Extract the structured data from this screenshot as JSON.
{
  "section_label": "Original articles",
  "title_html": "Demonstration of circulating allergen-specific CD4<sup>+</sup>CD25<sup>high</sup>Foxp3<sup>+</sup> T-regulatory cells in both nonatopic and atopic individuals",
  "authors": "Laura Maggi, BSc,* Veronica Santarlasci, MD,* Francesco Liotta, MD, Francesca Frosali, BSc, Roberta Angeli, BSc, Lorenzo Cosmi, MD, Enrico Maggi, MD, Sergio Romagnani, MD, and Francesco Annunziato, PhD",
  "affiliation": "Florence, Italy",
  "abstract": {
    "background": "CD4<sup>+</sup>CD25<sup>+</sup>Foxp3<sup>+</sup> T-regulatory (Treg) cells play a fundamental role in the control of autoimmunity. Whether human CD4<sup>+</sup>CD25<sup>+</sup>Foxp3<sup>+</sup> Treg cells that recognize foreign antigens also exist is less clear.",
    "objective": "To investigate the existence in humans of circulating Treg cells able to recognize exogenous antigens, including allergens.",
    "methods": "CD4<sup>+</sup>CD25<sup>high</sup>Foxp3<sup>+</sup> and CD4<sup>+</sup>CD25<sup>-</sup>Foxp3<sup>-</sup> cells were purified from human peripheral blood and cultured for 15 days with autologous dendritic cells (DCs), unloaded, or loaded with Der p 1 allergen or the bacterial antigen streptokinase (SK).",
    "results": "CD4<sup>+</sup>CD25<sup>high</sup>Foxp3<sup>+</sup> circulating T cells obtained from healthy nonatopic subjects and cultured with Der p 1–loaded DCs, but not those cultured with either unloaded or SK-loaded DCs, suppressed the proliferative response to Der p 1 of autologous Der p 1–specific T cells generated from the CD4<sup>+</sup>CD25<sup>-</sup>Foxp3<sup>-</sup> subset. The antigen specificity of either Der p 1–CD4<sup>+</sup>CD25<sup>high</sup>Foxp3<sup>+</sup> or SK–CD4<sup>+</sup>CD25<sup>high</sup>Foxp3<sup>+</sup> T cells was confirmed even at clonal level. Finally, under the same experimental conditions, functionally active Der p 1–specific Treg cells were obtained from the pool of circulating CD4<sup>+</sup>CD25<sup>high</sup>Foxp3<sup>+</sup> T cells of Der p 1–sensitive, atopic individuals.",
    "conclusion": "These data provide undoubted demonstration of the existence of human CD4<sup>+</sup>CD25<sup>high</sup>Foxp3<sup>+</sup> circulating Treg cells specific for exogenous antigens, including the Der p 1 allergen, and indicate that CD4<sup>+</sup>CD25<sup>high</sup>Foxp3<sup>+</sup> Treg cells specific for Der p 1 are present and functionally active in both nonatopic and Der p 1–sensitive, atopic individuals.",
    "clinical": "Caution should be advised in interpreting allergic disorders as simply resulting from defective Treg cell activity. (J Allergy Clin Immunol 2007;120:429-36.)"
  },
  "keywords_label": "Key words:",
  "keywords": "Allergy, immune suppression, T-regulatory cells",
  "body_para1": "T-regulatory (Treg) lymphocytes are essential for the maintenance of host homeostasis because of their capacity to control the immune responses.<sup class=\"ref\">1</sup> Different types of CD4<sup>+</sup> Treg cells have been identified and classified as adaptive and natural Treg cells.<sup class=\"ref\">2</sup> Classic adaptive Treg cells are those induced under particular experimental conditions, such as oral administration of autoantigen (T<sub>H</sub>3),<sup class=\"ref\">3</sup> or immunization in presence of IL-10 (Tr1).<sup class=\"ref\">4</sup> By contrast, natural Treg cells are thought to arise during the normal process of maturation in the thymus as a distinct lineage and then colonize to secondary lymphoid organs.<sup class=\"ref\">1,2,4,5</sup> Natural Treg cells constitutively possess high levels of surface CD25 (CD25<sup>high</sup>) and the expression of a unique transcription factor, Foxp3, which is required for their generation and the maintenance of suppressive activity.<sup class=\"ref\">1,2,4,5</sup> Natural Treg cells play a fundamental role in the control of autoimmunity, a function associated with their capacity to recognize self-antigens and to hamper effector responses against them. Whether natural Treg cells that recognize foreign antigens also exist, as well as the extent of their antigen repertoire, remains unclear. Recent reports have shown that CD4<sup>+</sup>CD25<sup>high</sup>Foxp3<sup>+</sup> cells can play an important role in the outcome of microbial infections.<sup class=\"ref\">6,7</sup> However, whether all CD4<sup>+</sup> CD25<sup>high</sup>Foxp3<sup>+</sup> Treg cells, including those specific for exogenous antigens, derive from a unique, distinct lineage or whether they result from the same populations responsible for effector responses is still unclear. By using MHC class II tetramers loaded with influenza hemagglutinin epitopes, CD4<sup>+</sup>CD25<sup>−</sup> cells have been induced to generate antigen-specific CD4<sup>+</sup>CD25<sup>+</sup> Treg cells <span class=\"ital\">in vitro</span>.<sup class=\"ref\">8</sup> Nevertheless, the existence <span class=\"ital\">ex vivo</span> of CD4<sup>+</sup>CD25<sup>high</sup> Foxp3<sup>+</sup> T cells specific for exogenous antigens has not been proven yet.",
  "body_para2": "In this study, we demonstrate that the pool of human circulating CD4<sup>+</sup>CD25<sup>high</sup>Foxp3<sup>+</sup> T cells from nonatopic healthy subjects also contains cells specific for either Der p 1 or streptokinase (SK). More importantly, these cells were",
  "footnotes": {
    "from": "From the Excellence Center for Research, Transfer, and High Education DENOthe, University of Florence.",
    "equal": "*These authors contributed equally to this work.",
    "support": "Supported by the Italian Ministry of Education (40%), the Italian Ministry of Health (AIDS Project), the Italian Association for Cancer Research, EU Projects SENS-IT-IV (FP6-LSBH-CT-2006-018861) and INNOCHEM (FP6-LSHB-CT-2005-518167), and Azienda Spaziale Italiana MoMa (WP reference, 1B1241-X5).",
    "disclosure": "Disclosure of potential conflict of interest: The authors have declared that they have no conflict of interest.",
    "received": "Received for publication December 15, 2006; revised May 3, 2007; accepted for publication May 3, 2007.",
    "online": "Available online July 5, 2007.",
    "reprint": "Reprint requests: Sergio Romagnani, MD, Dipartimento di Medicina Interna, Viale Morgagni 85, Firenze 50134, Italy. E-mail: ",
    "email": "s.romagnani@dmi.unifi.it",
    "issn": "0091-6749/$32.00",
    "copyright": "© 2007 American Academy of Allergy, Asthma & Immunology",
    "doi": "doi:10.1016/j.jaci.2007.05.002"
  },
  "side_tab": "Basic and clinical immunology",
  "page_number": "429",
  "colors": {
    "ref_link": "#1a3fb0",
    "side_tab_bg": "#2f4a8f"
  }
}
..............................
Retype each entry exactly.

**RESPONSE TO THIS TASK**
Extract the structured data from this screenshot as JSON.
{
  "section_label": "Original articles",
  "title_html": "Demonstration of circulating allergen-specific CD4<sup>+</sup>CD25<sup>high</sup>Foxp3<sup>+</sup> T-regulatory cells in both nonatopic and atopic individuals",
  "authors": "Laura Maggi, BSc,* Veronica Santarlasci, MD,* Francesco Liotta, MD, Francesca Frosali, BSc, Roberta Angeli, BSc, Lorenzo Cosmi, MD, Enrico Maggi, MD, Sergio Romagnani, MD, and Francesco Annunziato, PhD",
  "affiliation": "Florence, Italy",
  "abstract": {
    "background": "CD4<sup>+</sup>CD25<sup>+</sup>Foxp3<sup>+</sup> T-regulatory (Treg) cells play a fundamental role in the control of autoimmunity. Whether human CD4<sup>+</sup>CD25<sup>+</sup>Foxp3<sup>+</sup> Treg cells that recognize foreign antigens also exist is less clear.",
    "objective": "To investigate the existence in humans of circulating Treg cells able to recognize exogenous antigens, including allergens.",
    "methods": "CD4<sup>+</sup>CD25<sup>high</sup>Foxp3<sup>+</sup> and CD4<sup>+</sup>CD25<sup>-</sup>Foxp3<sup>-</sup> cells were purified from human peripheral blood and cultured for 15 days with autologous dendritic cells (DCs), unloaded, or loaded with Der p 1 allergen or the bacterial antigen streptokinase (SK).",
    "results": "CD4<sup>+</sup>CD25<sup>high</sup>Foxp3<sup>+</sup> circulating T cells obtained from healthy nonatopic subjects and cultured with Der p 1–loaded DCs, but not those cultured with either unloaded or SK-loaded DCs, suppressed the proliferative response to Der p 1 of autologous Der p 1–specific T cells generated from the CD4<sup>+</sup>CD25<sup>-</sup>Foxp3<sup>-</sup> subset. The antigen specificity of either Der p 1–CD4<sup>+</sup>CD25<sup>high</sup>Foxp3<sup>+</sup> or SK–CD4<sup>+</sup>CD25<sup>high</sup>Foxp3<sup>+</sup> T cells was confirmed even at clonal level. Finally, under the same experimental conditions, functionally active Der p 1–specific Treg cells were obtained from the pool of circulating CD4<sup>+</sup>CD25<sup>high</sup>Foxp3<sup>+</sup> T cells of Der p 1–sensitive, atopic individuals.",
    "conclusion": "These data provide undoubted demonstration of the existence of human CD4<sup>+</sup>CD25<sup>high</sup>Foxp3<sup>+</sup> circulating Treg cells specific for exogenous antigens, including the Der p 1 allergen, and indicate that CD4<sup>+</sup>CD25<sup>high</sup>Foxp3<sup>+</sup> Treg cells specific for Der p 1 are present and functionally active in both nonatopic and Der p 1–sensitive, atopic individuals.",
    "clinical": "Caution should be advised in interpreting allergic disorders as simply resulting from defective Treg cell activity. (J Allergy Clin Immunol 2007;120:429-36.)"
  },
  "keywords_label": "Key words:",
  "keywords": "Allergy, immune suppression, T-regulatory cells",
  "body_para1": "T-regulatory (Treg) lymphocytes are essential for the maintenance of host homeostasis because of their capacity to control the immune responses.<sup class=\"ref\">1</sup> Different types of CD4<sup>+</sup> Treg cells have been identified and classified as adaptive and natural Treg cells.<sup class=\"ref\">2</sup> Classic adaptive Treg cells are those induced under particular experimental conditions, such as oral administration of autoantigen (T<sub>H</sub>3),<sup class=\"ref\">3</sup> or immunization in presence of IL-10 (Tr1).<sup class=\"ref\">4</sup> By contrast, natural Treg cells are thought to arise during the normal process of maturation in the thymus as a distinct lineage and then colonize to secondary lymphoid organs.<sup class=\"ref\">1,2,4,5</sup> Natural Treg cells constitutively possess high levels of surface CD25 (CD25<sup>high</sup>) and the expression of a unique transcription factor, Foxp3, which is required for their generation and the maintenance of suppressive activity.<sup class=\"ref\">1,2,4,5</sup> Natural Treg cells play a fundamental role in the control of autoimmunity, a function associated with their capacity to recognize self-antigens and to hamper effector responses against them. Whether natural Treg cells that recognize foreign antigens also exist, as well as the extent of their antigen repertoire, remains unclear. Recent reports have shown that CD4<sup>+</sup>CD25<sup>high</sup>Foxp3<sup>+</sup> cells can play an important role in the outcome of microbial infections.<sup class=\"ref\">6,7</sup> However, whether all CD4<sup>+</sup> CD25<sup>high</sup>Foxp3<sup>+</sup> Treg cells, including those specific for exogenous antigens, derive from a unique, distinct lineage or whether they result from the same populations responsible for effector responses is still unclear. By using MHC class II tetramers loaded with influenza hemagglutinin epitopes, CD4<sup>+</sup>CD25<sup>−</sup> cells have been induced to generate antigen-specific CD4<sup>+</sup>CD25<sup>+</sup> Treg cells <span class=\"ital\">in vitro</span>.<sup class=\"ref\">8</sup> Nevertheless, the existence <span class=\"ital\">ex vivo</span> of CD4<sup>+</sup>CD25<sup>high</sup> Foxp3<sup>+</sup> T cells specific for exogenous antigens has not been proven yet.",
  "body_para2": "In this study, we demonstrate that the pool of human circulating CD4<sup>+</sup>CD25<sup>high</sup>Foxp3<sup>+</sup> T cells from nonatopic healthy subjects also contains cells specific for either Der p 1 or streptokinase (SK). More importantly, these cells were",
  "footnotes": {
    "from": "From the Excellence Center for Research, Transfer, and High Education DENOthe, University of Florence.",
    "equal": "*These authors contributed equally to this work.",
    "support": "Supported by the Italian Ministry of Education (40%), the Italian Ministry of Health (AIDS Project), the Italian Association for Cancer Research, EU Projects SENS-IT-IV (FP6-LSBH-CT-2006-018861) and INNOCHEM (FP6-LSHB-CT-2005-518167), and Azienda Spaziale Italiana MoMa (WP reference, 1B1241-X5).",
    "disclosure": "Disclosure of potential conflict of interest: The authors have declared that they have no conflict of interest.",
    "received": "Received for publication December 15, 2006; revised May 3, 2007; accepted for publication May 3, 2007.",
    "online": "Available online July 5, 2007.",
    "reprint": "Reprint requests: Sergio Romagnani, MD, Dipartimento di Medicina Interna, Viale Morgagni 85, Firenze 50134, Italy. E-mail: ",
    "email": "s.romagnani@dmi.unifi.it",
    "issn": "0091-6749/$32.00",
    "copyright": "© 2007 American Academy of Allergy, Asthma & Immunology",
    "doi": "doi:10.1016/j.jaci.2007.05.002"
  },
  "side_tab": "Basic and clinical immunology",
  "page_number": "429",
  "colors": {
    "ref_link": "#1a3fb0",
    "side_tab_bg": "#2f4a8f"
  }
}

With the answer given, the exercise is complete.